-- begin Data provided --

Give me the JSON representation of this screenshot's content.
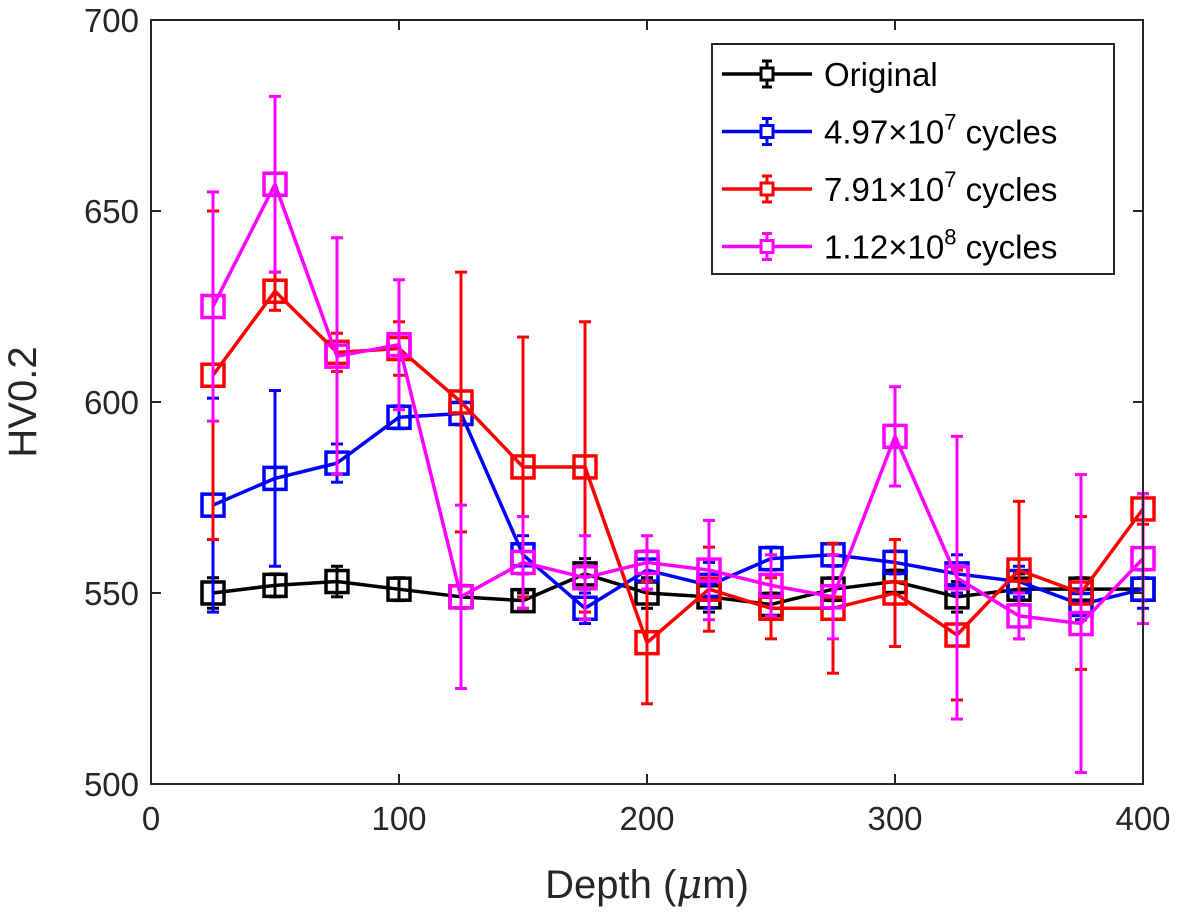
{
  "chart_data": {
    "type": "line",
    "title": "",
    "xlabel": "Depth (",
    "xlabel_mu": "μ",
    "xlabel_unit": "m)",
    "ylabel": "HV0.2",
    "xlim": [
      0,
      400
    ],
    "ylim": [
      500,
      700
    ],
    "xticks": [
      0,
      100,
      200,
      300,
      400
    ],
    "yticks": [
      500,
      550,
      600,
      650,
      700
    ],
    "grid": false,
    "legend_position": "top-right",
    "x": [
      25,
      50,
      75,
      100,
      125,
      150,
      175,
      200,
      225,
      250,
      275,
      300,
      325,
      350,
      375,
      400
    ],
    "series": [
      {
        "name": "Original",
        "label_main": "Original",
        "label_exp": "",
        "label_tail": "",
        "color": "#000000",
        "values": [
          550,
          552,
          553,
          551,
          549,
          548,
          555,
          550,
          549,
          547,
          551,
          553,
          549,
          551,
          551,
          551
        ],
        "errors": [
          4,
          3,
          4,
          3,
          3,
          2,
          4,
          4,
          4,
          3,
          3,
          3,
          4,
          4,
          3,
          3
        ]
      },
      {
        "name": "4.97×10^7 cycles",
        "label_main": "4.97×10",
        "label_exp": "7",
        "label_tail": " cycles",
        "color": "#0000ff",
        "values": [
          573,
          580,
          584,
          596,
          597,
          560,
          546,
          556,
          552,
          559,
          560,
          558,
          555,
          553,
          547,
          551
        ],
        "errors": [
          28,
          23,
          5,
          3,
          3,
          5,
          4,
          5,
          6,
          3,
          3,
          3,
          5,
          4,
          4,
          5
        ]
      },
      {
        "name": "7.91×10^7 cycles",
        "label_main": "7.91×10",
        "label_exp": "7",
        "label_tail": " cycles",
        "color": "#ff0000",
        "values": [
          607,
          629,
          613,
          614,
          600,
          583,
          583,
          537,
          551,
          546,
          546,
          550,
          539,
          556,
          550,
          572
        ],
        "errors": [
          43,
          5,
          5,
          7,
          34,
          34,
          38,
          16,
          11,
          8,
          17,
          14,
          17,
          18,
          20,
          4
        ]
      },
      {
        "name": "1.12×10^8 cycles",
        "label_main": "1.12×10",
        "label_exp": "8",
        "label_tail": " cycles",
        "color": "#ff00ff",
        "values": [
          625,
          657,
          612,
          615,
          549,
          558,
          554,
          558,
          556,
          552,
          549,
          591,
          554,
          544,
          542,
          559
        ],
        "errors": [
          30,
          23,
          31,
          17,
          24,
          12,
          11,
          7,
          13,
          8,
          11,
          13,
          37,
          6,
          39,
          17
        ]
      }
    ]
  }
}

-- end Data provided --

Task directions. Omit the images and transcribe all of the records above word for word.

Problem solution.
Give me the JSON representation of this screenshot's content.
{
  "chart_data": {
    "type": "line",
    "title": "",
    "xlabel": "Depth (",
    "xlabel_mu": "μ",
    "xlabel_unit": "m)",
    "ylabel": "HV0.2",
    "xlim": [
      0,
      400
    ],
    "ylim": [
      500,
      700
    ],
    "xticks": [
      0,
      100,
      200,
      300,
      400
    ],
    "yticks": [
      500,
      550,
      600,
      650,
      700
    ],
    "grid": false,
    "legend_position": "top-right",
    "x": [
      25,
      50,
      75,
      100,
      125,
      150,
      175,
      200,
      225,
      250,
      275,
      300,
      325,
      350,
      375,
      400
    ],
    "series": [
      {
        "name": "Original",
        "label_main": "Original",
        "label_exp": "",
        "label_tail": "",
        "color": "#000000",
        "values": [
          550,
          552,
          553,
          551,
          549,
          548,
          555,
          550,
          549,
          547,
          551,
          553,
          549,
          551,
          551,
          551
        ],
        "errors": [
          4,
          3,
          4,
          3,
          3,
          2,
          4,
          4,
          4,
          3,
          3,
          3,
          4,
          4,
          3,
          3
        ]
      },
      {
        "name": "4.97×10^7 cycles",
        "label_main": "4.97×10",
        "label_exp": "7",
        "label_tail": " cycles",
        "color": "#0000ff",
        "values": [
          573,
          580,
          584,
          596,
          597,
          560,
          546,
          556,
          552,
          559,
          560,
          558,
          555,
          553,
          547,
          551
        ],
        "errors": [
          28,
          23,
          5,
          3,
          3,
          5,
          4,
          5,
          6,
          3,
          3,
          3,
          5,
          4,
          4,
          5
        ]
      },
      {
        "name": "7.91×10^7 cycles",
        "label_main": "7.91×10",
        "label_exp": "7",
        "label_tail": " cycles",
        "color": "#ff0000",
        "values": [
          607,
          629,
          613,
          614,
          600,
          583,
          583,
          537,
          551,
          546,
          546,
          550,
          539,
          556,
          550,
          572
        ],
        "errors": [
          43,
          5,
          5,
          7,
          34,
          34,
          38,
          16,
          11,
          8,
          17,
          14,
          17,
          18,
          20,
          4
        ]
      },
      {
        "name": "1.12×10^8 cycles",
        "label_main": "1.12×10",
        "label_exp": "8",
        "label_tail": " cycles",
        "color": "#ff00ff",
        "values": [
          625,
          657,
          612,
          615,
          549,
          558,
          554,
          558,
          556,
          552,
          549,
          591,
          554,
          544,
          542,
          559
        ],
        "errors": [
          30,
          23,
          31,
          17,
          24,
          12,
          11,
          7,
          13,
          8,
          11,
          13,
          37,
          6,
          39,
          17
        ]
      }
    ]
  }
}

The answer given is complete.